## BEGIN Supplied records

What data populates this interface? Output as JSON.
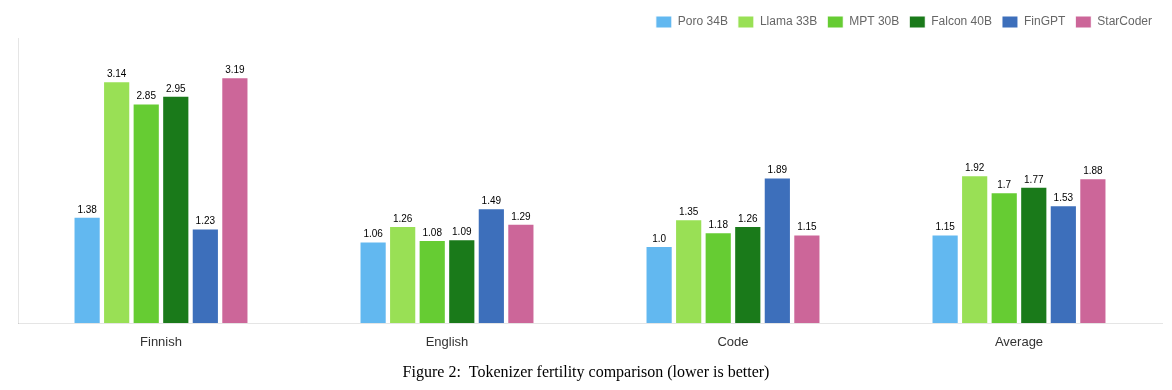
{
  "chart_data": {
    "type": "bar",
    "title": "Figure 2:  Tokenizer fertility comparison (lower is better)",
    "categories": [
      "Finnish",
      "English",
      "Code",
      "Average"
    ],
    "series": [
      {
        "name": "Poro 34B",
        "color": "#62b8f0",
        "values": [
          1.38,
          1.06,
          1.0,
          1.15
        ],
        "value_labels": [
          "1.38",
          "1.06",
          "1.0",
          "1.15"
        ]
      },
      {
        "name": "Llama 33B",
        "color": "#99e055",
        "values": [
          3.14,
          1.26,
          1.35,
          1.92
        ]
      },
      {
        "name": "MPT 30B",
        "color": "#66cc33",
        "values": [
          2.85,
          1.08,
          1.18,
          1.7
        ]
      },
      {
        "name": "Falcon 40B",
        "color": "#1a7a1a",
        "values": [
          2.95,
          1.09,
          1.26,
          1.77
        ]
      },
      {
        "name": "FinGPT",
        "color": "#3d6fbb",
        "values": [
          1.23,
          1.49,
          1.89,
          1.53
        ]
      },
      {
        "name": "StarCoder",
        "color": "#cc6699",
        "values": [
          3.19,
          1.29,
          1.15,
          1.88
        ]
      }
    ],
    "ylim": [
      0,
      3.7
    ],
    "grid": false,
    "legend": "upper right",
    "data_labels": true,
    "tick_labels": "x"
  }
}
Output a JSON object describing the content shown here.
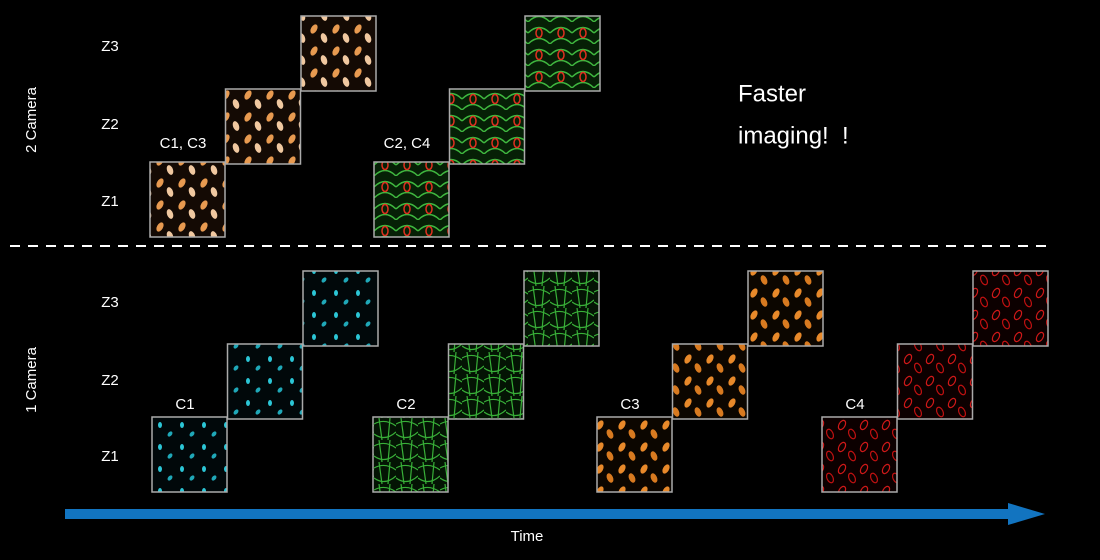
{
  "sections": [
    {
      "label": "2 Camera",
      "z_labels": [
        "Z3",
        "Z2",
        "Z1"
      ],
      "groups": [
        "C1, C3",
        "C2, C4"
      ]
    },
    {
      "label": "1 Camera",
      "z_labels": [
        "Z3",
        "Z2",
        "Z1"
      ],
      "groups": [
        "C1",
        "C2",
        "C3",
        "C4"
      ]
    }
  ],
  "note": [
    "Faster",
    "imaging!  !"
  ],
  "axis_label": "Time"
}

## END Supplied records

Retype the listing exactly. Pictures do not belong in the copy.

What data populates this interface? Output as JSON.
{
  "chart_data": {
    "type": "bar",
    "title": "Figure 2:  Tokenizer fertility comparison (lower is better)",
    "categories": [
      "Finnish",
      "English",
      "Code",
      "Average"
    ],
    "series": [
      {
        "name": "Poro 34B",
        "color": "#62b8f0",
        "values": [
          1.38,
          1.06,
          1.0,
          1.15
        ],
        "value_labels": [
          "1.38",
          "1.06",
          "1.0",
          "1.15"
        ]
      },
      {
        "name": "Llama 33B",
        "color": "#99e055",
        "values": [
          3.14,
          1.26,
          1.35,
          1.92
        ]
      },
      {
        "name": "MPT 30B",
        "color": "#66cc33",
        "values": [
          2.85,
          1.08,
          1.18,
          1.7
        ]
      },
      {
        "name": "Falcon 40B",
        "color": "#1a7a1a",
        "values": [
          2.95,
          1.09,
          1.26,
          1.77
        ]
      },
      {
        "name": "FinGPT",
        "color": "#3d6fbb",
        "values": [
          1.23,
          1.49,
          1.89,
          1.53
        ]
      },
      {
        "name": "StarCoder",
        "color": "#cc6699",
        "values": [
          3.19,
          1.29,
          1.15,
          1.88
        ]
      }
    ],
    "ylim": [
      0,
      3.7
    ],
    "grid": false,
    "legend": "upper right",
    "data_labels": true,
    "tick_labels": "x"
  }
}
Output a JSON object describing the content shown here.
{
  "sections": [
    {
      "label": "2 Camera",
      "z_labels": [
        "Z3",
        "Z2",
        "Z1"
      ],
      "groups": [
        "C1, C3",
        "C2, C4"
      ]
    },
    {
      "label": "1 Camera",
      "z_labels": [
        "Z3",
        "Z2",
        "Z1"
      ],
      "groups": [
        "C1",
        "C2",
        "C3",
        "C4"
      ]
    }
  ],
  "note": [
    "Faster",
    "imaging!  !"
  ],
  "axis_label": "Time"
}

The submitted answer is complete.